##### Provided data
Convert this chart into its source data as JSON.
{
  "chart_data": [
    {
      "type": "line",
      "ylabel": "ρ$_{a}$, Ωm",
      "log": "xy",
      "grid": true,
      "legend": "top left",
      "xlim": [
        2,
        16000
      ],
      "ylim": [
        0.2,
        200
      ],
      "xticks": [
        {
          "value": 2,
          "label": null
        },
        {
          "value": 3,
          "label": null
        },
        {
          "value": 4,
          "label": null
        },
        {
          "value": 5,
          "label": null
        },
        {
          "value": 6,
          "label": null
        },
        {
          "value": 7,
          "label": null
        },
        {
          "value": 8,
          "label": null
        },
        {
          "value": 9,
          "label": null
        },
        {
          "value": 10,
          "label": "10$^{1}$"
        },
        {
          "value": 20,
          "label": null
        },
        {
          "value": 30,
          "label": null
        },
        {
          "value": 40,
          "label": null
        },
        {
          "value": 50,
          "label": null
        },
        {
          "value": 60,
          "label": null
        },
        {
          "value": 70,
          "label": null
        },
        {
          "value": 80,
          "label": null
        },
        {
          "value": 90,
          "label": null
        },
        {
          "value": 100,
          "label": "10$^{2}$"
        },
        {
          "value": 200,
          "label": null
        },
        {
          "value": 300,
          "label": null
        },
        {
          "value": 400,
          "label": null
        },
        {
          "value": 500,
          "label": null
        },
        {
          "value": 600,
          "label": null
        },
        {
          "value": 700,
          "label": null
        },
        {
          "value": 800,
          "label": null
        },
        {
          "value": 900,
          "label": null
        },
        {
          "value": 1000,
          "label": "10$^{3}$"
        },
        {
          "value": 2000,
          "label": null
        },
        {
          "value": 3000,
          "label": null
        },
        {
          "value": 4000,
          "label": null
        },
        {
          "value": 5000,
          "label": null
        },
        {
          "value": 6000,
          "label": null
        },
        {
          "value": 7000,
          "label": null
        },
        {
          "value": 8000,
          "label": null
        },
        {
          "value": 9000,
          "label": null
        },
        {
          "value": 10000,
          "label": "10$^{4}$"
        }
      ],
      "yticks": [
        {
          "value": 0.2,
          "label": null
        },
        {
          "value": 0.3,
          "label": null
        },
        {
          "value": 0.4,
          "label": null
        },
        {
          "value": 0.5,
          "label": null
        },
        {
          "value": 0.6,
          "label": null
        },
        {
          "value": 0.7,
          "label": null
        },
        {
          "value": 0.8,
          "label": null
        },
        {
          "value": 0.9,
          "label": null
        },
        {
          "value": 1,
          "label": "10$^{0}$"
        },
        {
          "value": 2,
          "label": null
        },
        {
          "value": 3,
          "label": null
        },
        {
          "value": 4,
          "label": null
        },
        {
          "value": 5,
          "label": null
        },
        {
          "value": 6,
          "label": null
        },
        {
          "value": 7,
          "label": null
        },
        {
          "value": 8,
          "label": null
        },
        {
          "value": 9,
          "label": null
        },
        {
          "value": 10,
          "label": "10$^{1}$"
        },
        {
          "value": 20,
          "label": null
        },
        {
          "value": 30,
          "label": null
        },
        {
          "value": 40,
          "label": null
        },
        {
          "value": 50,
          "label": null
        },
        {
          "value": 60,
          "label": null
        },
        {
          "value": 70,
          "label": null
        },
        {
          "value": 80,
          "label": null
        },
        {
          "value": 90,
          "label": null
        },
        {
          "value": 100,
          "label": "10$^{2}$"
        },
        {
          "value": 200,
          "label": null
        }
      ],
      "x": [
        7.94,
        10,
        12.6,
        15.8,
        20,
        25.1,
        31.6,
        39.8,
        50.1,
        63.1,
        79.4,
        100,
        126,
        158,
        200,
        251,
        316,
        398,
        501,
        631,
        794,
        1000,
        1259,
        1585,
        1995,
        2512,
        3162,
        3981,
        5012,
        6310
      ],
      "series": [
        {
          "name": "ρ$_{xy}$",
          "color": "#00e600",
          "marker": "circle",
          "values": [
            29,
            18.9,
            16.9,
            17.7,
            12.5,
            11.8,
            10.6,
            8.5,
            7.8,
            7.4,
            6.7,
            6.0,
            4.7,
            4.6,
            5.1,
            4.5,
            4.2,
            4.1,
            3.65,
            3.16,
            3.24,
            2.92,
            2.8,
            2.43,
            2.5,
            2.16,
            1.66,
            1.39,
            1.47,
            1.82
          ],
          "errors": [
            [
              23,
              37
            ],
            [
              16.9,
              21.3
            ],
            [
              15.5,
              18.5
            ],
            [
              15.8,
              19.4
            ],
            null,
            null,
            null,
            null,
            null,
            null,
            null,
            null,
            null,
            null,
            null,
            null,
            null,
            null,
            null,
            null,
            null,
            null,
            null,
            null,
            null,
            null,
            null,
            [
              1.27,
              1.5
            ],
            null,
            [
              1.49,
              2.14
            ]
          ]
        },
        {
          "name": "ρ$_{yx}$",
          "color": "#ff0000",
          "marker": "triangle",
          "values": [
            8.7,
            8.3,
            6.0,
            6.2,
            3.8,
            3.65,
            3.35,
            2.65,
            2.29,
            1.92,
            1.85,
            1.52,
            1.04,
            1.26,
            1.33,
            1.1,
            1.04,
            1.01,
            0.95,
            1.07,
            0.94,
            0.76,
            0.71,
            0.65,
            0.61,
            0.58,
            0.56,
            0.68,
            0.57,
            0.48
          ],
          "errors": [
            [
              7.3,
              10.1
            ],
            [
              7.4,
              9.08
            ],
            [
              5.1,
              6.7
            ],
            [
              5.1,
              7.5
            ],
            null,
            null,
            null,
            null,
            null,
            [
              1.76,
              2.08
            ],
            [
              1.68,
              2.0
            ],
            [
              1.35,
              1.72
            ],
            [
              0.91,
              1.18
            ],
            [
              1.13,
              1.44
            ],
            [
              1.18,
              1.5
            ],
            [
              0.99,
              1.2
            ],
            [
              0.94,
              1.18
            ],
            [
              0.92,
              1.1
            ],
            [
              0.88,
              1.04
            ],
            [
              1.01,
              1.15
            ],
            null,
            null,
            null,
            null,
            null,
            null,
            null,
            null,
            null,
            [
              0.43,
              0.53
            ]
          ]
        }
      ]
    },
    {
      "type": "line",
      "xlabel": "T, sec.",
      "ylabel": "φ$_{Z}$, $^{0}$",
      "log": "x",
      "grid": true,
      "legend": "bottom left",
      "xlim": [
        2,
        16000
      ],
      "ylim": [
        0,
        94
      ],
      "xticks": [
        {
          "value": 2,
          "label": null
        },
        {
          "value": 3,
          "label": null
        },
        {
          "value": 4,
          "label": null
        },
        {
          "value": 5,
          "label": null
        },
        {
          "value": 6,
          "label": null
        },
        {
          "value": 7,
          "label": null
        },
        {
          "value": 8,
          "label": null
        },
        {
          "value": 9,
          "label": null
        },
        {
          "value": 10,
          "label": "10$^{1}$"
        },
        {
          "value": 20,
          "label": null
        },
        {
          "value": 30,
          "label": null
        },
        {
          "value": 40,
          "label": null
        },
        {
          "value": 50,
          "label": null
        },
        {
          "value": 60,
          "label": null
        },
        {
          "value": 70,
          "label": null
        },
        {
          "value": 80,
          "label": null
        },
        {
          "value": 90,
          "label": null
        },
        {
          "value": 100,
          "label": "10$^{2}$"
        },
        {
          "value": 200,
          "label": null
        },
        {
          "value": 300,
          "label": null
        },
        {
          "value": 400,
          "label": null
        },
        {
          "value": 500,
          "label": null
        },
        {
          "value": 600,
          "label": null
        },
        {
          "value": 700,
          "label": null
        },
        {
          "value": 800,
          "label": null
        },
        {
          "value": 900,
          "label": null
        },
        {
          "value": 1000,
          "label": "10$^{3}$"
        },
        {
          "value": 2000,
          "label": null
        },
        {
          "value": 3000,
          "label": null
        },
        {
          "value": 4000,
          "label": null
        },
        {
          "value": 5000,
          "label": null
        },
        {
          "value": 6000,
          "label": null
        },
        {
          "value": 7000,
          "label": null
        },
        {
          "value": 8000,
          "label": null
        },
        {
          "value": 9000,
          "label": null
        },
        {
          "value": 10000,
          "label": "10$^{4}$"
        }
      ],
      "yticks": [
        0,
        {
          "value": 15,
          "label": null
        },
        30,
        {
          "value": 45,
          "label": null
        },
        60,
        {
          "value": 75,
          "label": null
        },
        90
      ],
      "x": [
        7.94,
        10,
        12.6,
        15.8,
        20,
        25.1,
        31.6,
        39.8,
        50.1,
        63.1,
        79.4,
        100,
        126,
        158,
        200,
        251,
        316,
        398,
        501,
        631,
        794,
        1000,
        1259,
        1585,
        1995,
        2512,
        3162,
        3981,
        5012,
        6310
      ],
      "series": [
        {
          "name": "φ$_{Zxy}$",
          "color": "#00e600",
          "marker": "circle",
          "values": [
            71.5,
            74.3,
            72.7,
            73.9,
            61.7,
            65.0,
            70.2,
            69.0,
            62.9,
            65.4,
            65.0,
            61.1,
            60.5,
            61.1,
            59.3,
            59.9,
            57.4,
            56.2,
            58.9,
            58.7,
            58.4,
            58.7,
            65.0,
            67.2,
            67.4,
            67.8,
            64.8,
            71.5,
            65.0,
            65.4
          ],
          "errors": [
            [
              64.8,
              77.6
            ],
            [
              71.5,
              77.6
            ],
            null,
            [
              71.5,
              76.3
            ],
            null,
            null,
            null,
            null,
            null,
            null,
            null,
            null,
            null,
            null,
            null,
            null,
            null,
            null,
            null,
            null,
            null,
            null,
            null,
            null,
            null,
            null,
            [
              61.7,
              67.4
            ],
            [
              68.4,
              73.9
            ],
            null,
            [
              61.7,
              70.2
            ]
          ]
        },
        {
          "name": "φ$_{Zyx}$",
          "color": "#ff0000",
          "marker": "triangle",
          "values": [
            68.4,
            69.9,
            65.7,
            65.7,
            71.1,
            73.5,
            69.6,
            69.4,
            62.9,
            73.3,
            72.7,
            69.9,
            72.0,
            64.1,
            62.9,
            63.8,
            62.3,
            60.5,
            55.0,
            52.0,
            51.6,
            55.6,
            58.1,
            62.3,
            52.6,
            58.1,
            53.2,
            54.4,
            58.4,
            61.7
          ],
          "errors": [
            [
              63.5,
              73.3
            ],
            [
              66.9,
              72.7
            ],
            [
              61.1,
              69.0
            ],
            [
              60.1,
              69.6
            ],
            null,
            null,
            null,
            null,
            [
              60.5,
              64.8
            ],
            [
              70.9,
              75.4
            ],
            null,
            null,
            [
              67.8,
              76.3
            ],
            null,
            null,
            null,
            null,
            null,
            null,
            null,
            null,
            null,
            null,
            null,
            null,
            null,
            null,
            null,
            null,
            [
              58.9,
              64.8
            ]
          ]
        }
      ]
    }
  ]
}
##########
Problem to solve: Pull every line containing the word "name" out of the material.

Written solution:
          "name": "ρ$_{xy}$",
          "name": "ρ$_{yx}$",
          "name": "φ$_{Zxy}$",
          "name": "φ$_{Zyx}$",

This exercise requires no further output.